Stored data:
* * *

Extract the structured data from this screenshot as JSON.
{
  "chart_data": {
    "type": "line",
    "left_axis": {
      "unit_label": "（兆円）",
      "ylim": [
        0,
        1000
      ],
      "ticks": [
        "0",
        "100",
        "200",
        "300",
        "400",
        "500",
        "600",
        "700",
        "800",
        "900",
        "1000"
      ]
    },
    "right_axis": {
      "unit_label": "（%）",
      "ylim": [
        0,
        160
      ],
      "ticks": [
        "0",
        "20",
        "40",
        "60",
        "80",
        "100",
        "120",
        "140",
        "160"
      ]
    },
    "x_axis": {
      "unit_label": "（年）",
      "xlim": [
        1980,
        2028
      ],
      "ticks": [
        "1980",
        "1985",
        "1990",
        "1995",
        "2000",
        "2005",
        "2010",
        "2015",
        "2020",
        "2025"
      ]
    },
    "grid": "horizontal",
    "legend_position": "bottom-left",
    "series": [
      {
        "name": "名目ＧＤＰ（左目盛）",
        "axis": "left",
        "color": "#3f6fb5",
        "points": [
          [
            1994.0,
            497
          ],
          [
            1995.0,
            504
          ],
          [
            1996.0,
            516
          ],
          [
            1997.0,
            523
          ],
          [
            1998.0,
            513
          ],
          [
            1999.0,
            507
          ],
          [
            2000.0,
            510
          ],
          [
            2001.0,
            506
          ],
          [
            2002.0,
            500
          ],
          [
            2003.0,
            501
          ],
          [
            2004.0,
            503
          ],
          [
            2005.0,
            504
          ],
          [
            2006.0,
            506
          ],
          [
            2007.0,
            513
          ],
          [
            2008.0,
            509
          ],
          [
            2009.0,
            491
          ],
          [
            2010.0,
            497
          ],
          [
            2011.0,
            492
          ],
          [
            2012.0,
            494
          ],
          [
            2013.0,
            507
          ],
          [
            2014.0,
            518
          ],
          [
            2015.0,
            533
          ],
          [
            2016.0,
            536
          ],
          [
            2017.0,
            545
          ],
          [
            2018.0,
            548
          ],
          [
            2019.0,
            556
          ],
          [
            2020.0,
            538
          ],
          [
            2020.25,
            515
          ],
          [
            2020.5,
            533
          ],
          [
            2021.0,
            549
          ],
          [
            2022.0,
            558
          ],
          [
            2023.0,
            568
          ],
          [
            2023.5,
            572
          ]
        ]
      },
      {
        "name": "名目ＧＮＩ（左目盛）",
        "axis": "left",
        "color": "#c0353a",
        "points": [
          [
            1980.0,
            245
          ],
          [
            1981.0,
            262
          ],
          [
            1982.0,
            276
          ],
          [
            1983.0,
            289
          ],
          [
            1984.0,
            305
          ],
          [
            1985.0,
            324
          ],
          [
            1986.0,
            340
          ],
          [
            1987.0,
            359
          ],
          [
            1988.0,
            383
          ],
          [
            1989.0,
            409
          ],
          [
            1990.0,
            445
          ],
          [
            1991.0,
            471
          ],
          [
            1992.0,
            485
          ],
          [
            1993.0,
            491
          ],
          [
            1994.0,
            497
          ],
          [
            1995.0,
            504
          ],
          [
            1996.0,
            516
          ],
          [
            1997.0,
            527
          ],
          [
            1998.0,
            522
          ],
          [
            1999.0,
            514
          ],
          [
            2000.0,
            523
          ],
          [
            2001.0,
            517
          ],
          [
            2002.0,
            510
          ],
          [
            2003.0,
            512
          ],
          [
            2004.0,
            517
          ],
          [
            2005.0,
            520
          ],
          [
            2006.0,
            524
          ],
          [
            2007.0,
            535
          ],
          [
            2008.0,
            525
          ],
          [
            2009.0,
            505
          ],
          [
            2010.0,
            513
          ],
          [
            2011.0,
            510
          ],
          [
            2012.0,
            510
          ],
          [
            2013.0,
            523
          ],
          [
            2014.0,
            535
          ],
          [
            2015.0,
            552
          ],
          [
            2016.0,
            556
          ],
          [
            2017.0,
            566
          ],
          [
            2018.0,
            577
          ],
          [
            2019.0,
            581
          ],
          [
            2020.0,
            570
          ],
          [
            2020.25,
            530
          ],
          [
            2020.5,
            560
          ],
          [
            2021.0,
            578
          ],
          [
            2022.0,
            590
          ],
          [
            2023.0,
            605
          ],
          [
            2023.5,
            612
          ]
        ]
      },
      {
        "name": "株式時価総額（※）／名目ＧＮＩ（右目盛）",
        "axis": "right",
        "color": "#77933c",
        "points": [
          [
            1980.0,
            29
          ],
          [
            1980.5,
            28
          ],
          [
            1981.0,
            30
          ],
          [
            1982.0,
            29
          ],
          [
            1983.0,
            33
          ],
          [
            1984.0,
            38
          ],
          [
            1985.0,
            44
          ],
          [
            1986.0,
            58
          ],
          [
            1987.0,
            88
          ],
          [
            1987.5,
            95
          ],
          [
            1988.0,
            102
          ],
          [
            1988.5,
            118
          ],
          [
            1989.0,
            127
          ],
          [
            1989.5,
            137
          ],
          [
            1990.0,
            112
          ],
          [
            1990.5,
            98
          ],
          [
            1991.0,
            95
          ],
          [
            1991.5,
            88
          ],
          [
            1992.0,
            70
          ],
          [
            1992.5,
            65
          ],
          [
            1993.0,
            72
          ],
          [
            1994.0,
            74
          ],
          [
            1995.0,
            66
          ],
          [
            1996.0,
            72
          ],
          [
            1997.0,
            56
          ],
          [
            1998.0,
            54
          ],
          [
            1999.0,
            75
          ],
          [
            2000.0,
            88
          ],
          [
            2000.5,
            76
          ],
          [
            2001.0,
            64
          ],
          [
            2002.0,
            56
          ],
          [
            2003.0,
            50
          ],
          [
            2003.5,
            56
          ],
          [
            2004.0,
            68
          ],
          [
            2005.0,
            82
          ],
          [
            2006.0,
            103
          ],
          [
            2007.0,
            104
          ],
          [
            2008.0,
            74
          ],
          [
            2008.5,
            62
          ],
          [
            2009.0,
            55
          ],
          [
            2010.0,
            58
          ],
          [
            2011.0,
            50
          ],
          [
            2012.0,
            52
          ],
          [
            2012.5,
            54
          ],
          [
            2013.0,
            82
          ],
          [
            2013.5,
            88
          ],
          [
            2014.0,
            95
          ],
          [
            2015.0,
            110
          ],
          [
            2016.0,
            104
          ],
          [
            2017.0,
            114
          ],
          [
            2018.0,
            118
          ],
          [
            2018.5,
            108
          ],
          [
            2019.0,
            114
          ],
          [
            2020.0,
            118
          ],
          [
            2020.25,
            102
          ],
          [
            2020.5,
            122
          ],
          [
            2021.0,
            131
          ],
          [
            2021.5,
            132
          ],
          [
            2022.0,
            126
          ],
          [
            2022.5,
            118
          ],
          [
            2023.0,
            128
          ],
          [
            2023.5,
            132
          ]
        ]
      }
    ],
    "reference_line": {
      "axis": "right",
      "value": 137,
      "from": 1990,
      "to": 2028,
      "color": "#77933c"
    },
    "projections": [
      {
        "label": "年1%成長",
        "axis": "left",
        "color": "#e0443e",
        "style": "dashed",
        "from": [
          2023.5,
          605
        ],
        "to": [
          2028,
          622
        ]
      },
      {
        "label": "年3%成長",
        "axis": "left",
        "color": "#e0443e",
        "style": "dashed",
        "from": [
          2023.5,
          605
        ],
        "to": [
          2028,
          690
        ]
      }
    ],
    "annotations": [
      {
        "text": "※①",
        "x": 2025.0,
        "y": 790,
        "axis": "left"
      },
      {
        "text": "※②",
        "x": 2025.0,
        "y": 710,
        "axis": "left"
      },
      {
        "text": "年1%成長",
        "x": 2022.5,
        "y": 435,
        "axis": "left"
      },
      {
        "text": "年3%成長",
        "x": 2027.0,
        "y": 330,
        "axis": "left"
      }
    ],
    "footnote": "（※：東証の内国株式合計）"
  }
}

* * *

**WORK TO DO:** Search the entries for the word "from", then gather every line that has it.

**RESULT OF THE TASK:**
Extract the structured data from this screenshot as JSON.
      "from": 1990,
        "from": [
        "from": [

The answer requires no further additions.